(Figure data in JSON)
_ _ _ _ _

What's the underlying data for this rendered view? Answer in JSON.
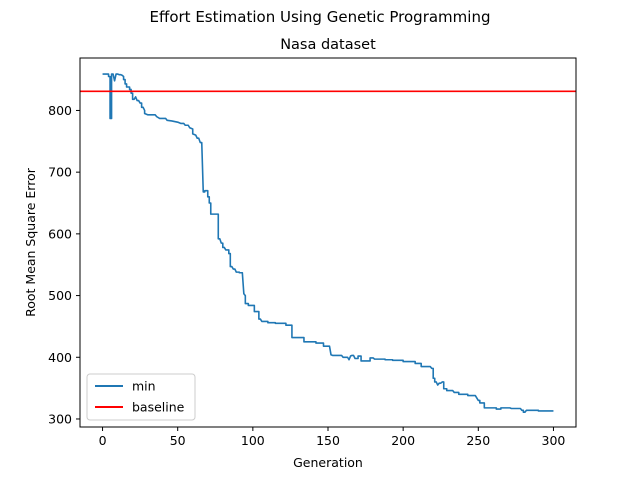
{
  "chart_data": {
    "type": "line",
    "suptitle": "Effort Estimation Using Genetic Programming",
    "title": "Nasa dataset",
    "xlabel": "Generation",
    "ylabel": "Root Mean Square Error",
    "xlim": [
      -15,
      315
    ],
    "ylim": [
      287,
      885
    ],
    "xticks": [
      0,
      50,
      100,
      150,
      200,
      250,
      300
    ],
    "yticks": [
      300,
      400,
      500,
      600,
      700,
      800
    ],
    "grid": false,
    "legend_position": "lower-left",
    "series": [
      {
        "name": "min",
        "color": "#1f77b4",
        "points": [
          [
            0,
            859
          ],
          [
            4,
            859
          ],
          [
            4,
            855
          ],
          [
            5,
            855
          ],
          [
            5,
            787
          ],
          [
            6,
            787
          ],
          [
            6,
            859
          ],
          [
            7,
            859
          ],
          [
            8,
            848
          ],
          [
            9,
            859
          ],
          [
            10,
            859
          ],
          [
            11,
            858
          ],
          [
            12,
            858
          ],
          [
            13,
            857
          ],
          [
            14,
            855
          ],
          [
            14,
            850
          ],
          [
            15,
            850
          ],
          [
            15,
            843
          ],
          [
            16,
            843
          ],
          [
            16,
            838
          ],
          [
            18,
            838
          ],
          [
            18,
            834
          ],
          [
            19,
            834
          ],
          [
            19,
            828
          ],
          [
            20,
            828
          ],
          [
            20,
            818
          ],
          [
            21,
            818
          ],
          [
            22,
            822
          ],
          [
            23,
            816
          ],
          [
            24,
            816
          ],
          [
            25,
            812
          ],
          [
            26,
            812
          ],
          [
            26,
            805
          ],
          [
            27,
            805
          ],
          [
            28,
            800
          ],
          [
            28,
            795
          ],
          [
            30,
            793
          ],
          [
            35,
            793
          ],
          [
            36,
            790
          ],
          [
            38,
            787
          ],
          [
            42,
            787
          ],
          [
            43,
            784
          ],
          [
            46,
            783
          ],
          [
            50,
            781
          ],
          [
            52,
            779
          ],
          [
            54,
            779
          ],
          [
            55,
            776
          ],
          [
            57,
            776
          ],
          [
            58,
            772
          ],
          [
            60,
            770
          ],
          [
            60,
            762
          ],
          [
            62,
            760
          ],
          [
            63,
            755
          ],
          [
            64,
            755
          ],
          [
            65,
            748
          ],
          [
            66,
            748
          ],
          [
            67,
            668
          ],
          [
            68,
            668
          ],
          [
            68,
            670
          ],
          [
            70,
            670
          ],
          [
            70,
            660
          ],
          [
            71,
            660
          ],
          [
            71,
            650
          ],
          [
            72,
            650
          ],
          [
            72,
            632
          ],
          [
            77,
            632
          ],
          [
            77,
            592
          ],
          [
            78,
            592
          ],
          [
            79,
            585
          ],
          [
            80,
            585
          ],
          [
            80,
            578
          ],
          [
            81,
            578
          ],
          [
            82,
            574
          ],
          [
            84,
            574
          ],
          [
            84,
            568
          ],
          [
            85,
            568
          ],
          [
            85,
            547
          ],
          [
            86,
            547
          ],
          [
            87,
            543
          ],
          [
            88,
            543
          ],
          [
            89,
            538
          ],
          [
            91,
            538
          ],
          [
            91,
            537
          ],
          [
            93,
            537
          ],
          [
            94,
            503
          ],
          [
            95,
            500
          ],
          [
            95,
            487
          ],
          [
            97,
            487
          ],
          [
            97,
            484
          ],
          [
            101,
            484
          ],
          [
            101,
            474
          ],
          [
            104,
            474
          ],
          [
            104,
            462
          ],
          [
            105,
            462
          ],
          [
            106,
            458
          ],
          [
            110,
            458
          ],
          [
            110,
            456
          ],
          [
            115,
            456
          ],
          [
            115,
            455
          ],
          [
            122,
            455
          ],
          [
            122,
            452
          ],
          [
            126,
            452
          ],
          [
            126,
            432
          ],
          [
            134,
            432
          ],
          [
            134,
            425
          ],
          [
            142,
            425
          ],
          [
            142,
            423
          ],
          [
            147,
            423
          ],
          [
            147,
            418
          ],
          [
            151,
            418
          ],
          [
            152,
            404
          ],
          [
            153,
            403
          ],
          [
            159,
            403
          ],
          [
            160,
            400
          ],
          [
            163,
            400
          ],
          [
            164,
            396
          ],
          [
            165,
            402
          ],
          [
            166,
            403
          ],
          [
            167,
            403
          ],
          [
            168,
            398
          ],
          [
            170,
            398
          ],
          [
            170,
            402
          ],
          [
            172,
            402
          ],
          [
            172,
            394
          ],
          [
            178,
            394
          ],
          [
            178,
            399
          ],
          [
            180,
            399
          ],
          [
            181,
            397
          ],
          [
            188,
            397
          ],
          [
            188,
            396
          ],
          [
            193,
            396
          ],
          [
            193,
            395
          ],
          [
            200,
            395
          ],
          [
            200,
            393
          ],
          [
            208,
            393
          ],
          [
            208,
            390
          ],
          [
            212,
            390
          ],
          [
            212,
            385
          ],
          [
            218,
            385
          ],
          [
            219,
            382
          ],
          [
            220,
            382
          ],
          [
            220,
            366
          ],
          [
            221,
            366
          ],
          [
            221,
            360
          ],
          [
            222,
            360
          ],
          [
            223,
            355
          ],
          [
            224,
            358
          ],
          [
            225,
            358
          ],
          [
            226,
            360
          ],
          [
            227,
            360
          ],
          [
            227,
            349
          ],
          [
            229,
            349
          ],
          [
            229,
            346
          ],
          [
            233,
            346
          ],
          [
            234,
            343
          ],
          [
            237,
            343
          ],
          [
            237,
            340
          ],
          [
            243,
            340
          ],
          [
            243,
            338
          ],
          [
            248,
            338
          ],
          [
            250,
            330
          ],
          [
            251,
            330
          ],
          [
            251,
            326
          ],
          [
            254,
            326
          ],
          [
            254,
            318
          ],
          [
            262,
            318
          ],
          [
            262,
            316
          ],
          [
            265,
            316
          ],
          [
            265,
            318
          ],
          [
            271,
            318
          ],
          [
            272,
            317
          ],
          [
            278,
            317
          ],
          [
            279,
            314
          ],
          [
            280,
            314
          ],
          [
            280,
            311
          ],
          [
            281,
            311
          ],
          [
            282,
            314
          ],
          [
            290,
            314
          ],
          [
            290,
            313
          ],
          [
            300,
            313
          ]
        ]
      },
      {
        "name": "baseline",
        "color": "#ff0000",
        "hline": 831
      }
    ]
  }
}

_ _ _ _ _

_Work instructions_
Set down every record once more, word for word, without pictures.

_Answer for this exercise_
What's the underlying data for this rendered view? Answer in JSON.
{
  "chart_data": {
    "type": "line",
    "suptitle": "Effort Estimation Using Genetic Programming",
    "title": "Nasa dataset",
    "xlabel": "Generation",
    "ylabel": "Root Mean Square Error",
    "xlim": [
      -15,
      315
    ],
    "ylim": [
      287,
      885
    ],
    "xticks": [
      0,
      50,
      100,
      150,
      200,
      250,
      300
    ],
    "yticks": [
      300,
      400,
      500,
      600,
      700,
      800
    ],
    "grid": false,
    "legend_position": "lower-left",
    "series": [
      {
        "name": "min",
        "color": "#1f77b4",
        "points": [
          [
            0,
            859
          ],
          [
            4,
            859
          ],
          [
            4,
            855
          ],
          [
            5,
            855
          ],
          [
            5,
            787
          ],
          [
            6,
            787
          ],
          [
            6,
            859
          ],
          [
            7,
            859
          ],
          [
            8,
            848
          ],
          [
            9,
            859
          ],
          [
            10,
            859
          ],
          [
            11,
            858
          ],
          [
            12,
            858
          ],
          [
            13,
            857
          ],
          [
            14,
            855
          ],
          [
            14,
            850
          ],
          [
            15,
            850
          ],
          [
            15,
            843
          ],
          [
            16,
            843
          ],
          [
            16,
            838
          ],
          [
            18,
            838
          ],
          [
            18,
            834
          ],
          [
            19,
            834
          ],
          [
            19,
            828
          ],
          [
            20,
            828
          ],
          [
            20,
            818
          ],
          [
            21,
            818
          ],
          [
            22,
            822
          ],
          [
            23,
            816
          ],
          [
            24,
            816
          ],
          [
            25,
            812
          ],
          [
            26,
            812
          ],
          [
            26,
            805
          ],
          [
            27,
            805
          ],
          [
            28,
            800
          ],
          [
            28,
            795
          ],
          [
            30,
            793
          ],
          [
            35,
            793
          ],
          [
            36,
            790
          ],
          [
            38,
            787
          ],
          [
            42,
            787
          ],
          [
            43,
            784
          ],
          [
            46,
            783
          ],
          [
            50,
            781
          ],
          [
            52,
            779
          ],
          [
            54,
            779
          ],
          [
            55,
            776
          ],
          [
            57,
            776
          ],
          [
            58,
            772
          ],
          [
            60,
            770
          ],
          [
            60,
            762
          ],
          [
            62,
            760
          ],
          [
            63,
            755
          ],
          [
            64,
            755
          ],
          [
            65,
            748
          ],
          [
            66,
            748
          ],
          [
            67,
            668
          ],
          [
            68,
            668
          ],
          [
            68,
            670
          ],
          [
            70,
            670
          ],
          [
            70,
            660
          ],
          [
            71,
            660
          ],
          [
            71,
            650
          ],
          [
            72,
            650
          ],
          [
            72,
            632
          ],
          [
            77,
            632
          ],
          [
            77,
            592
          ],
          [
            78,
            592
          ],
          [
            79,
            585
          ],
          [
            80,
            585
          ],
          [
            80,
            578
          ],
          [
            81,
            578
          ],
          [
            82,
            574
          ],
          [
            84,
            574
          ],
          [
            84,
            568
          ],
          [
            85,
            568
          ],
          [
            85,
            547
          ],
          [
            86,
            547
          ],
          [
            87,
            543
          ],
          [
            88,
            543
          ],
          [
            89,
            538
          ],
          [
            91,
            538
          ],
          [
            91,
            537
          ],
          [
            93,
            537
          ],
          [
            94,
            503
          ],
          [
            95,
            500
          ],
          [
            95,
            487
          ],
          [
            97,
            487
          ],
          [
            97,
            484
          ],
          [
            101,
            484
          ],
          [
            101,
            474
          ],
          [
            104,
            474
          ],
          [
            104,
            462
          ],
          [
            105,
            462
          ],
          [
            106,
            458
          ],
          [
            110,
            458
          ],
          [
            110,
            456
          ],
          [
            115,
            456
          ],
          [
            115,
            455
          ],
          [
            122,
            455
          ],
          [
            122,
            452
          ],
          [
            126,
            452
          ],
          [
            126,
            432
          ],
          [
            134,
            432
          ],
          [
            134,
            425
          ],
          [
            142,
            425
          ],
          [
            142,
            423
          ],
          [
            147,
            423
          ],
          [
            147,
            418
          ],
          [
            151,
            418
          ],
          [
            152,
            404
          ],
          [
            153,
            403
          ],
          [
            159,
            403
          ],
          [
            160,
            400
          ],
          [
            163,
            400
          ],
          [
            164,
            396
          ],
          [
            165,
            402
          ],
          [
            166,
            403
          ],
          [
            167,
            403
          ],
          [
            168,
            398
          ],
          [
            170,
            398
          ],
          [
            170,
            402
          ],
          [
            172,
            402
          ],
          [
            172,
            394
          ],
          [
            178,
            394
          ],
          [
            178,
            399
          ],
          [
            180,
            399
          ],
          [
            181,
            397
          ],
          [
            188,
            397
          ],
          [
            188,
            396
          ],
          [
            193,
            396
          ],
          [
            193,
            395
          ],
          [
            200,
            395
          ],
          [
            200,
            393
          ],
          [
            208,
            393
          ],
          [
            208,
            390
          ],
          [
            212,
            390
          ],
          [
            212,
            385
          ],
          [
            218,
            385
          ],
          [
            219,
            382
          ],
          [
            220,
            382
          ],
          [
            220,
            366
          ],
          [
            221,
            366
          ],
          [
            221,
            360
          ],
          [
            222,
            360
          ],
          [
            223,
            355
          ],
          [
            224,
            358
          ],
          [
            225,
            358
          ],
          [
            226,
            360
          ],
          [
            227,
            360
          ],
          [
            227,
            349
          ],
          [
            229,
            349
          ],
          [
            229,
            346
          ],
          [
            233,
            346
          ],
          [
            234,
            343
          ],
          [
            237,
            343
          ],
          [
            237,
            340
          ],
          [
            243,
            340
          ],
          [
            243,
            338
          ],
          [
            248,
            338
          ],
          [
            250,
            330
          ],
          [
            251,
            330
          ],
          [
            251,
            326
          ],
          [
            254,
            326
          ],
          [
            254,
            318
          ],
          [
            262,
            318
          ],
          [
            262,
            316
          ],
          [
            265,
            316
          ],
          [
            265,
            318
          ],
          [
            271,
            318
          ],
          [
            272,
            317
          ],
          [
            278,
            317
          ],
          [
            279,
            314
          ],
          [
            280,
            314
          ],
          [
            280,
            311
          ],
          [
            281,
            311
          ],
          [
            282,
            314
          ],
          [
            290,
            314
          ],
          [
            290,
            313
          ],
          [
            300,
            313
          ]
        ]
      },
      {
        "name": "baseline",
        "color": "#ff0000",
        "hline": 831
      }
    ]
  }
}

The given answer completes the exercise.